[Figure dataset records]
_ _ _ _

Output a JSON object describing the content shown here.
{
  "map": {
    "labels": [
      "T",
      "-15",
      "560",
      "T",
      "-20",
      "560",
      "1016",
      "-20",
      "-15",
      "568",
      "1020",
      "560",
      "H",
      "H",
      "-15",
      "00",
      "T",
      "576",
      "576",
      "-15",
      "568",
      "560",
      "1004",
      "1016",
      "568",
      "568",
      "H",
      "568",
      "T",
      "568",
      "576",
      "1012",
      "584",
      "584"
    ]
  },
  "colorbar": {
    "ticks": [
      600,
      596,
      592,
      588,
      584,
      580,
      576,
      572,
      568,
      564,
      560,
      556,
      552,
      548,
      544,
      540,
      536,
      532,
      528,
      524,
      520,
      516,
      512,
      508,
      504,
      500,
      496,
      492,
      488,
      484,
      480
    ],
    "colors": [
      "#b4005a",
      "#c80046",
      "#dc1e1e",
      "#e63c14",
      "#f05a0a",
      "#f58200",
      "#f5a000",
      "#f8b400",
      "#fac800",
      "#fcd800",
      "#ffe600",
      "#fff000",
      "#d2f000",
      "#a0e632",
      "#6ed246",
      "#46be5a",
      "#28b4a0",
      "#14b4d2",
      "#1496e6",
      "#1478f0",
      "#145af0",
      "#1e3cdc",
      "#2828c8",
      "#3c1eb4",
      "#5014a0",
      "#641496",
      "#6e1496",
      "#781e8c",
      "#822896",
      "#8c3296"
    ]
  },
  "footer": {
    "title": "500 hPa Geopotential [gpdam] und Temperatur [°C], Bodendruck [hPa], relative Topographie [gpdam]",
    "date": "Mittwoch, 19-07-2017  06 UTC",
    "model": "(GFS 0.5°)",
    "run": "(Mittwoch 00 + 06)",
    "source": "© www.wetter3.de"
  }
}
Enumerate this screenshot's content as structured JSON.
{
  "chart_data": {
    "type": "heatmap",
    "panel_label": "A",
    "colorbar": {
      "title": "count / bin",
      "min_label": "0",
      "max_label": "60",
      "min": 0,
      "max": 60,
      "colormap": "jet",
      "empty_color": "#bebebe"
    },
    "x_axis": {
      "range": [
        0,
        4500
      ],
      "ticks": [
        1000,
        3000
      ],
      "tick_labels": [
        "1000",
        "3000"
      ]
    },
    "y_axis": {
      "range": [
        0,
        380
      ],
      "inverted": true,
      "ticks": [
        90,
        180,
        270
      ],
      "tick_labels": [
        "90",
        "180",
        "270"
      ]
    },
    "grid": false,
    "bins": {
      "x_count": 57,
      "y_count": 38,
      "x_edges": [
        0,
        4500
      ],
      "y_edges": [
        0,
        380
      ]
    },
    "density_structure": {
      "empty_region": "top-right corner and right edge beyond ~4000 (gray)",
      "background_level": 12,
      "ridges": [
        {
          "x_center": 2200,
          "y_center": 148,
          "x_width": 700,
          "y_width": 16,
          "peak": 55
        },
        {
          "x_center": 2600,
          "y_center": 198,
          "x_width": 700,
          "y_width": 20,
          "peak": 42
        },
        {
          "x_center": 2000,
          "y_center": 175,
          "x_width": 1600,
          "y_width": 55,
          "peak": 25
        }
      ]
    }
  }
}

_ _ _ _

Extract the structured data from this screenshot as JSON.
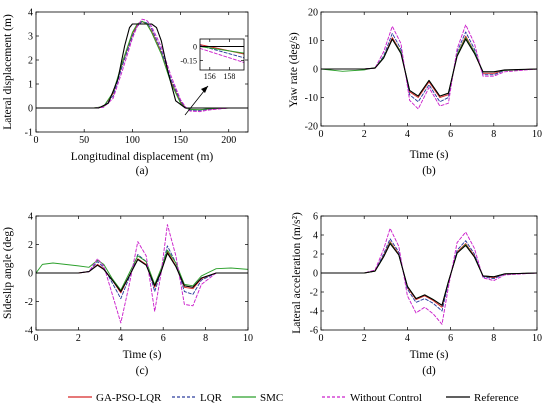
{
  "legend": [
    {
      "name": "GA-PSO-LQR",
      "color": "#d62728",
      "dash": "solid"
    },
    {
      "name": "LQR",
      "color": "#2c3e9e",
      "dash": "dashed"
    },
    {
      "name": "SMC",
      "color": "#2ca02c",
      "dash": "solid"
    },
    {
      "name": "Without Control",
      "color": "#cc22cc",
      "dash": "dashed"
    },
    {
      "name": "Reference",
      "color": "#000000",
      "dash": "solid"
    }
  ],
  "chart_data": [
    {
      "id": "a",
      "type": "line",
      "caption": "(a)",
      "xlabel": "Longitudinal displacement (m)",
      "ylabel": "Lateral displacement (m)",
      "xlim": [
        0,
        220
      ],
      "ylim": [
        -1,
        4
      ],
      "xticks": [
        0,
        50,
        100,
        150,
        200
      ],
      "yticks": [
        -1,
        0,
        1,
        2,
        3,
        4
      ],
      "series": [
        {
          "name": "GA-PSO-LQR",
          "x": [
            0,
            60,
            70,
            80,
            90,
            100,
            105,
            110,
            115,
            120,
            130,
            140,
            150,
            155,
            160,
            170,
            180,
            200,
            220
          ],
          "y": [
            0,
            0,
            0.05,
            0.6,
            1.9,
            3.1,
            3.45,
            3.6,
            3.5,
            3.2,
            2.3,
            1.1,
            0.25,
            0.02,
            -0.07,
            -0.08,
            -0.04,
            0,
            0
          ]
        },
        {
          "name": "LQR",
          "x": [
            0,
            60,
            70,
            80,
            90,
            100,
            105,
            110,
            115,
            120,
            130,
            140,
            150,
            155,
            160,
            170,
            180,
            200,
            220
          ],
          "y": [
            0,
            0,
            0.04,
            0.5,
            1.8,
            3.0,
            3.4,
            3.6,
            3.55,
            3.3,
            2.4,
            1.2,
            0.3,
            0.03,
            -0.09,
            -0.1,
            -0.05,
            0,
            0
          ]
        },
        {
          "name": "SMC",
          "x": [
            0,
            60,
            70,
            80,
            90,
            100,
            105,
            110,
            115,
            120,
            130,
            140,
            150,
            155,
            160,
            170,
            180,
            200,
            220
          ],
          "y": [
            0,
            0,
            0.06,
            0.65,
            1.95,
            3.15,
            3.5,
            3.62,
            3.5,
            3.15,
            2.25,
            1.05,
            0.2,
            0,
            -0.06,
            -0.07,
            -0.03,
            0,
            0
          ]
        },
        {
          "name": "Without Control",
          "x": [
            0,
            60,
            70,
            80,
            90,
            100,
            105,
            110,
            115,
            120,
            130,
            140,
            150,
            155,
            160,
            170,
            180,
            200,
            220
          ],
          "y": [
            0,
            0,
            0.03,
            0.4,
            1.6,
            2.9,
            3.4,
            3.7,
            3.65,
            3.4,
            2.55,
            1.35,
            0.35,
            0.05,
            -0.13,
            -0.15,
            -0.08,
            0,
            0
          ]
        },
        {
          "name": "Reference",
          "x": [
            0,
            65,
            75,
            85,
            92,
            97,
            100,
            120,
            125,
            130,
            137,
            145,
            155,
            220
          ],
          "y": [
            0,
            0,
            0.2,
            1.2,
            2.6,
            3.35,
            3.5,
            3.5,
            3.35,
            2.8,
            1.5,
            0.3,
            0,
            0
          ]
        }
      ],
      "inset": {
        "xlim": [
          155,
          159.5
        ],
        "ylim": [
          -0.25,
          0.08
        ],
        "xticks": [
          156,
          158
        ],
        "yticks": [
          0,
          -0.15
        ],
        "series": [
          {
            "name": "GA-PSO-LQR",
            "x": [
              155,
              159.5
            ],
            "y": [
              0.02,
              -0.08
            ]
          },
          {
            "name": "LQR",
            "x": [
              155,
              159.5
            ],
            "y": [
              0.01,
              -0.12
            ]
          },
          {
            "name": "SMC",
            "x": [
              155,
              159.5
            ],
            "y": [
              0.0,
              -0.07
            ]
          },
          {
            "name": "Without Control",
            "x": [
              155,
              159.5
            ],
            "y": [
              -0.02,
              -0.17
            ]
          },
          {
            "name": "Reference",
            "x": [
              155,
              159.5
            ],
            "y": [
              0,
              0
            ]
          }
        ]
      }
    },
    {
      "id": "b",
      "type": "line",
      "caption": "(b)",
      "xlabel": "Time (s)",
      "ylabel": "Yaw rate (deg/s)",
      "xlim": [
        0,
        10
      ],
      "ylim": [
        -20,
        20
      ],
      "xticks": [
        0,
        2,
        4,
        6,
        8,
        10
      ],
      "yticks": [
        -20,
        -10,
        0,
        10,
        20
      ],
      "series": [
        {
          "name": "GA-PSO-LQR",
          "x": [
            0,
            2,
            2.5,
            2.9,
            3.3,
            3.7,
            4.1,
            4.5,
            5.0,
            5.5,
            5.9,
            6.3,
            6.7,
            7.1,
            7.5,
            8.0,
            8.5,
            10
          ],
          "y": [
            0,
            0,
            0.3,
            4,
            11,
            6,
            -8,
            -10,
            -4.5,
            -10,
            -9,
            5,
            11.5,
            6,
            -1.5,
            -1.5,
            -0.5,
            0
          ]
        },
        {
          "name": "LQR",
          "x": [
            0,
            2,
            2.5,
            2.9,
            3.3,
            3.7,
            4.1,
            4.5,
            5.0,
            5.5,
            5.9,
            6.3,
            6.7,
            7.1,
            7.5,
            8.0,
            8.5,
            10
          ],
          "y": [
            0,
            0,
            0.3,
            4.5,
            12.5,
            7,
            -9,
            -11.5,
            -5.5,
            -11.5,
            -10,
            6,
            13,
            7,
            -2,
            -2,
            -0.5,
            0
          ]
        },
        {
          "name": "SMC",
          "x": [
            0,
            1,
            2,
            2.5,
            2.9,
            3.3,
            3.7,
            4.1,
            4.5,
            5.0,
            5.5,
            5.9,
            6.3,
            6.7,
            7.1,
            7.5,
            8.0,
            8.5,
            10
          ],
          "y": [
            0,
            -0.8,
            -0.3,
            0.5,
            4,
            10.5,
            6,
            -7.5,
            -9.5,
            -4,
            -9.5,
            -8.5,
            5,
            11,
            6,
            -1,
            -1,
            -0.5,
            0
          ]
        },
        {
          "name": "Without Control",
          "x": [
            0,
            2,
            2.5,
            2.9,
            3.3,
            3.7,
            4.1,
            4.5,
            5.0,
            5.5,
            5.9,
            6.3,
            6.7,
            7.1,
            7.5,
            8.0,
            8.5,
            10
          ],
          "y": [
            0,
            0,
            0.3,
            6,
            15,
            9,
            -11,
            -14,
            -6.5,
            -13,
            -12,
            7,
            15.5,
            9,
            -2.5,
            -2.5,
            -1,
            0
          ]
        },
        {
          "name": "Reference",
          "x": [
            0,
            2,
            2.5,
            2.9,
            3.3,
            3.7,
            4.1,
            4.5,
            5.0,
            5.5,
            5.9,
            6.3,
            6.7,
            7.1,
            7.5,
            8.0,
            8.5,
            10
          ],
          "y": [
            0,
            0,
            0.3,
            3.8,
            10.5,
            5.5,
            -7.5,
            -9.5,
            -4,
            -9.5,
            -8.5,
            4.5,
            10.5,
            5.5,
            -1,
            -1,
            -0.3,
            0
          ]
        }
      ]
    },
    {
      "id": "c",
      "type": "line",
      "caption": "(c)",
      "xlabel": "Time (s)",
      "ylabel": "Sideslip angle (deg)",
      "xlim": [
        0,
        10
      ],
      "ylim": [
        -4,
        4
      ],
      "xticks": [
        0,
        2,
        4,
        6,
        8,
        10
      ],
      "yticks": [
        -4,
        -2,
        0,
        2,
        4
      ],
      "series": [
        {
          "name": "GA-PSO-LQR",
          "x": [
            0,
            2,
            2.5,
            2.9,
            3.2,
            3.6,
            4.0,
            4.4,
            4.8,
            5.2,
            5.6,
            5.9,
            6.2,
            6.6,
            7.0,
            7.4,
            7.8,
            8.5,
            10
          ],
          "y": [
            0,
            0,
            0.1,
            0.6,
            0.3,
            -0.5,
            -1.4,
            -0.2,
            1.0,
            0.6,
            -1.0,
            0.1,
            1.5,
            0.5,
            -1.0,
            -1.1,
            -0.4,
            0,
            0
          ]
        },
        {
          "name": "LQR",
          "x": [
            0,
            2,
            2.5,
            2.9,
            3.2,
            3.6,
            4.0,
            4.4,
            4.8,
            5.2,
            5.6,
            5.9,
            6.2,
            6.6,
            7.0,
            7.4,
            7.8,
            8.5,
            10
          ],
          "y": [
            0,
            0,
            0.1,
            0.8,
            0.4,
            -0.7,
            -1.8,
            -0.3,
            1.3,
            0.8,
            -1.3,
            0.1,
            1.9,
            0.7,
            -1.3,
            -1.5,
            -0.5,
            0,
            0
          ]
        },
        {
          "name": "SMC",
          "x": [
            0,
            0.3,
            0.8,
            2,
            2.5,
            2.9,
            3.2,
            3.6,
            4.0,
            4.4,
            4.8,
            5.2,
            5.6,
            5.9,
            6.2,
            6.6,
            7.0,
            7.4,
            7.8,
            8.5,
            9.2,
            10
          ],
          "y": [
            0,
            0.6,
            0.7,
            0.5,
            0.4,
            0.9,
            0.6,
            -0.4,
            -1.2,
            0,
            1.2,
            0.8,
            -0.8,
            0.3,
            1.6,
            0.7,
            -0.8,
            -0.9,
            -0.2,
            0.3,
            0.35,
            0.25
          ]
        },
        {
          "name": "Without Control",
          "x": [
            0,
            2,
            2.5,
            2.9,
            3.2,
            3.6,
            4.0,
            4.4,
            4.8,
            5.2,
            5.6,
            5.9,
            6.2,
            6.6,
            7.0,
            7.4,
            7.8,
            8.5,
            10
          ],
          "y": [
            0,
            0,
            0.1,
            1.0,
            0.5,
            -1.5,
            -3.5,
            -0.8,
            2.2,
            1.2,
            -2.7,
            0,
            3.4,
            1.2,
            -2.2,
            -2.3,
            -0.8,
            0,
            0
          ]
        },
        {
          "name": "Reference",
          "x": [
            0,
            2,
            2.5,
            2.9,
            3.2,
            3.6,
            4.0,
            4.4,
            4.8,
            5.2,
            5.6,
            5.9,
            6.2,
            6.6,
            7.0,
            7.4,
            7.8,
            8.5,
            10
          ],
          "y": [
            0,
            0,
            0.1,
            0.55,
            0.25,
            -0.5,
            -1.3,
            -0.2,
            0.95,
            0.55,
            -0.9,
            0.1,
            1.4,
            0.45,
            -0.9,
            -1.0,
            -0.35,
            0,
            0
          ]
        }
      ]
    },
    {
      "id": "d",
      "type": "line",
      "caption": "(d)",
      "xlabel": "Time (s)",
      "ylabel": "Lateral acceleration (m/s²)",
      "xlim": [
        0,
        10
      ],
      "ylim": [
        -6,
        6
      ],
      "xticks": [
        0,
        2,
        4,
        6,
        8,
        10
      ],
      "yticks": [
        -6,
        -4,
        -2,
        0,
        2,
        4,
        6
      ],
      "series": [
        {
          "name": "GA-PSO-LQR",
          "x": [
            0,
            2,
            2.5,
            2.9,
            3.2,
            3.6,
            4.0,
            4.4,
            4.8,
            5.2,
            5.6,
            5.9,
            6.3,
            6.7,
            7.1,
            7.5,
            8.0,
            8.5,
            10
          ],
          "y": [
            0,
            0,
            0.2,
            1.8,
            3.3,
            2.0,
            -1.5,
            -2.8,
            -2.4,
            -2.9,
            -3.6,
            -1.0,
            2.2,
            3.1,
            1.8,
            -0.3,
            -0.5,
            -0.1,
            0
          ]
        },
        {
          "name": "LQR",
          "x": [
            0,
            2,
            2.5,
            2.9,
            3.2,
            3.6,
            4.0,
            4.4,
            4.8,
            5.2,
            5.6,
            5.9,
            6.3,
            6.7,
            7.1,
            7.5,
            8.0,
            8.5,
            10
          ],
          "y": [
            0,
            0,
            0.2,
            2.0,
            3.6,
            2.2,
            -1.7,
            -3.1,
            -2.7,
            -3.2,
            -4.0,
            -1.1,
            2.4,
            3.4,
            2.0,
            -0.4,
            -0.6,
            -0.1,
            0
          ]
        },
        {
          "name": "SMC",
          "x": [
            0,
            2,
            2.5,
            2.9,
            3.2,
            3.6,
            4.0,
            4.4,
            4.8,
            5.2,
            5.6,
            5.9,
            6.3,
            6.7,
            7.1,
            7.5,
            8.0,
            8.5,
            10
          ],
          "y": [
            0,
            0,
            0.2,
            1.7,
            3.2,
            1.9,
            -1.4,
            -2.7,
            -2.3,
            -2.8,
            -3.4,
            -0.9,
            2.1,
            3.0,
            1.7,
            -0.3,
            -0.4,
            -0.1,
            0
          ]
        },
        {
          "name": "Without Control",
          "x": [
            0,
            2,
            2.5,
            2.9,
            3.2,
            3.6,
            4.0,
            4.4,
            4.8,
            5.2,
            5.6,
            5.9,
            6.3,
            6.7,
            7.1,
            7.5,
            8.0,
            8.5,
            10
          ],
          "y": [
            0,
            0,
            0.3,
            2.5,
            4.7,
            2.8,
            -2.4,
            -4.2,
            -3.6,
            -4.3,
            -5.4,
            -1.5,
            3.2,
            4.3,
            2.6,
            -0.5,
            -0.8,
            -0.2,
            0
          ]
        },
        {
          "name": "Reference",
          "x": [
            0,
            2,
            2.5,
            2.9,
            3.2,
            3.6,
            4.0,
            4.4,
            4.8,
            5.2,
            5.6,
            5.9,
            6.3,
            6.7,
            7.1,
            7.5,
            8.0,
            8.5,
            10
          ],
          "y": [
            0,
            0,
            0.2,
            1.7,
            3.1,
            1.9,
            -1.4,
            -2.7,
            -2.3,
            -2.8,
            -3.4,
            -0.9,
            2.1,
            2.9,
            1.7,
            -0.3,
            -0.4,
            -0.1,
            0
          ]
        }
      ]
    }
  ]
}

_ _ _ _

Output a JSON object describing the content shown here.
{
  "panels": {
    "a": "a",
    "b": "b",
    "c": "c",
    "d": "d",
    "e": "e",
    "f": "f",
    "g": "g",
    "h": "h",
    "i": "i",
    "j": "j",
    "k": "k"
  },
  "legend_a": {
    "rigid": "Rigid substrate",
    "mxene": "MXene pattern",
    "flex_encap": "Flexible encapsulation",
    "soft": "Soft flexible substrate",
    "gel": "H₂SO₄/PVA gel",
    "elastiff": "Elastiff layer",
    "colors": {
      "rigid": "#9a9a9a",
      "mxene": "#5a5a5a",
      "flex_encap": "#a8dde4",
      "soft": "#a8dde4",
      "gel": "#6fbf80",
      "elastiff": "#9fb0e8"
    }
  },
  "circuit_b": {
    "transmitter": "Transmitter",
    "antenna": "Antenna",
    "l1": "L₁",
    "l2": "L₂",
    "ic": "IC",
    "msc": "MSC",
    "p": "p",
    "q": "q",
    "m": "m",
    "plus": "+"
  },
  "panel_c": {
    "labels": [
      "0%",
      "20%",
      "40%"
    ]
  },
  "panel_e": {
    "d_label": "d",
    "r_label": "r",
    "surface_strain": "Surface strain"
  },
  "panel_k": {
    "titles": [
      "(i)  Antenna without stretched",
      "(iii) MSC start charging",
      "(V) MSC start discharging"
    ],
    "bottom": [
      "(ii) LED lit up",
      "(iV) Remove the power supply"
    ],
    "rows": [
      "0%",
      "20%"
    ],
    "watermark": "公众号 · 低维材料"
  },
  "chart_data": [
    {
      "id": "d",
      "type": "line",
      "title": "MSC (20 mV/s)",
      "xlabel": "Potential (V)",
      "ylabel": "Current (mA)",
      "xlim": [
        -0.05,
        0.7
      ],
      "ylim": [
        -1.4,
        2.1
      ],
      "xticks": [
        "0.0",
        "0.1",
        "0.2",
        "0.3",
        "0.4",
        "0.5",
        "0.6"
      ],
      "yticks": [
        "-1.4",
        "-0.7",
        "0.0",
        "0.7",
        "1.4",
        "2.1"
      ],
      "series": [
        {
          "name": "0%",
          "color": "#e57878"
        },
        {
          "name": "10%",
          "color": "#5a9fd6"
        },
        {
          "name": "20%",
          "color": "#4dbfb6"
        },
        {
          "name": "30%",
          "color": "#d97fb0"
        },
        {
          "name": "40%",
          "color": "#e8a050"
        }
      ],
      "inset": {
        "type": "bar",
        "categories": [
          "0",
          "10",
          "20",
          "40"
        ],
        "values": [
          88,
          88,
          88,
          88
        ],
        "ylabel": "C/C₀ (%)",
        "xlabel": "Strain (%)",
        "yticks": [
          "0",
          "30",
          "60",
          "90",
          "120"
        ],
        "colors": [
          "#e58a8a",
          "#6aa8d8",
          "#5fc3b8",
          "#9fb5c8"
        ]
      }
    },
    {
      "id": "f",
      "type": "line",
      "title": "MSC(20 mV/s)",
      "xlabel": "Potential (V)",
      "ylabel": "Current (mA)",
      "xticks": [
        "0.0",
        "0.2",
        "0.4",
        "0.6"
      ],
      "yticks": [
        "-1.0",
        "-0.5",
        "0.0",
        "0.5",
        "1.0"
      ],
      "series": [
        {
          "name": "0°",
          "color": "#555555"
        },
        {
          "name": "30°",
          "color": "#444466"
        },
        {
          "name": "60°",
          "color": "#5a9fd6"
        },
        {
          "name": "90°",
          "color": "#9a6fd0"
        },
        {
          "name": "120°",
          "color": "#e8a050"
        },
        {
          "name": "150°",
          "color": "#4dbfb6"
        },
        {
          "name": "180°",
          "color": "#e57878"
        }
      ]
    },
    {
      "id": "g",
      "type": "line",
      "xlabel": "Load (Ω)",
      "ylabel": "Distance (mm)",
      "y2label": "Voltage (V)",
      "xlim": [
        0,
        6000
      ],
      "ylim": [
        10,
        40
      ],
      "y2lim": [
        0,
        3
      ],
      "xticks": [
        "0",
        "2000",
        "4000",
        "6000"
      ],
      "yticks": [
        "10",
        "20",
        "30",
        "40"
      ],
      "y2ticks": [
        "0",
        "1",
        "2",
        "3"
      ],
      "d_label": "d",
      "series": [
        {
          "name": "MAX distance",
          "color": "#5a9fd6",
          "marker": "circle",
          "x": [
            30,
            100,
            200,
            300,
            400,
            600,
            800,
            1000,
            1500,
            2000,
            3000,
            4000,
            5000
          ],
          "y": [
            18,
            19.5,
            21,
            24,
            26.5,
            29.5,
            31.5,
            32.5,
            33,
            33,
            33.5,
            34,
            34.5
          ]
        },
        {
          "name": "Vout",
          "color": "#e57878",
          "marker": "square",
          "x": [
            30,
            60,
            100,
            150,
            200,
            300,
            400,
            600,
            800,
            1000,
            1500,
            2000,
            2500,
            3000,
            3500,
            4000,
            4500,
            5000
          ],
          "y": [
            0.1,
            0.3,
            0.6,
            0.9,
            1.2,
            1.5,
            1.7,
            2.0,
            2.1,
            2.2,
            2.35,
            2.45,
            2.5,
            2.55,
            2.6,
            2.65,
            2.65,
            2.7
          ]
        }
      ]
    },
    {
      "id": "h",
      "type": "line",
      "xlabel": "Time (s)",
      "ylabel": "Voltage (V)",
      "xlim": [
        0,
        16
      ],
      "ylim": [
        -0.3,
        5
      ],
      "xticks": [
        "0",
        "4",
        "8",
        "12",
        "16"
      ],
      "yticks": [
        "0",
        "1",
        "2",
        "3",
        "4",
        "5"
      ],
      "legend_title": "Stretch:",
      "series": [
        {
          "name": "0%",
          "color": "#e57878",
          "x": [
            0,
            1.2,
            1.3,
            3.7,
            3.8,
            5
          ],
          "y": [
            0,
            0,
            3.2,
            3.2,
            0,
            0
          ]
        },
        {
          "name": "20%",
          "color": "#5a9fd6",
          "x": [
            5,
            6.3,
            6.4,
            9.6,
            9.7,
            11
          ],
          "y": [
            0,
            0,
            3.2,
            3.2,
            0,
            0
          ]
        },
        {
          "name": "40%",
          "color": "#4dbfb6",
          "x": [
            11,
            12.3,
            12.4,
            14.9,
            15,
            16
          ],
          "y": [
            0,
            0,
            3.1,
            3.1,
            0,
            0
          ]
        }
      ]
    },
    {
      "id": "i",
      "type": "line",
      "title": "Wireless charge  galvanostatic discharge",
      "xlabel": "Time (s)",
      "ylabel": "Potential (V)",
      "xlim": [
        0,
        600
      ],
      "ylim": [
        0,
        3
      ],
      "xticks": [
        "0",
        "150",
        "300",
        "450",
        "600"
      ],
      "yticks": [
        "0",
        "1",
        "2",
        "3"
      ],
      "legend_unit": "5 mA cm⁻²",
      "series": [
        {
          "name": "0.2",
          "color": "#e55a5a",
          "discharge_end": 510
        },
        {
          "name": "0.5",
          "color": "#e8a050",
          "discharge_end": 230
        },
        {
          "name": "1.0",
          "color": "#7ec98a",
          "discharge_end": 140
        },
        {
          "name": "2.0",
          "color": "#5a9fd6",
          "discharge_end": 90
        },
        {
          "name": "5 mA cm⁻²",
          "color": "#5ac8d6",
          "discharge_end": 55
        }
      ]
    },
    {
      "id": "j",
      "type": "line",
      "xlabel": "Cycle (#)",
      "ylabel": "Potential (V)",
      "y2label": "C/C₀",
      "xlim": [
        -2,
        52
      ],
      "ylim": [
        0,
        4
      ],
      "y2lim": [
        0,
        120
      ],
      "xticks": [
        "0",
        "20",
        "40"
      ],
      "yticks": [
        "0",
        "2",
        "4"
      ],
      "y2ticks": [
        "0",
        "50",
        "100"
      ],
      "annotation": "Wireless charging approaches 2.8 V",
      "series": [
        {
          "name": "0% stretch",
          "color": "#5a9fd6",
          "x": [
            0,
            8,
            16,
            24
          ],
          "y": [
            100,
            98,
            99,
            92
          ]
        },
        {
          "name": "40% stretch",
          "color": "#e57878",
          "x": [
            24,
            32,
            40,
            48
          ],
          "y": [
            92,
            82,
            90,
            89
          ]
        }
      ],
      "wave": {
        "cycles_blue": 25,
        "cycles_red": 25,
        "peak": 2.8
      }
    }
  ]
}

_ _ _ _

▶ REQUIREMENT
Copy out each line of the data containing the string "displacement".

▶ ANSWER
      "xlabel": "Longitudinal displacement (m)",
      "ylabel": "Lateral displacement (m)",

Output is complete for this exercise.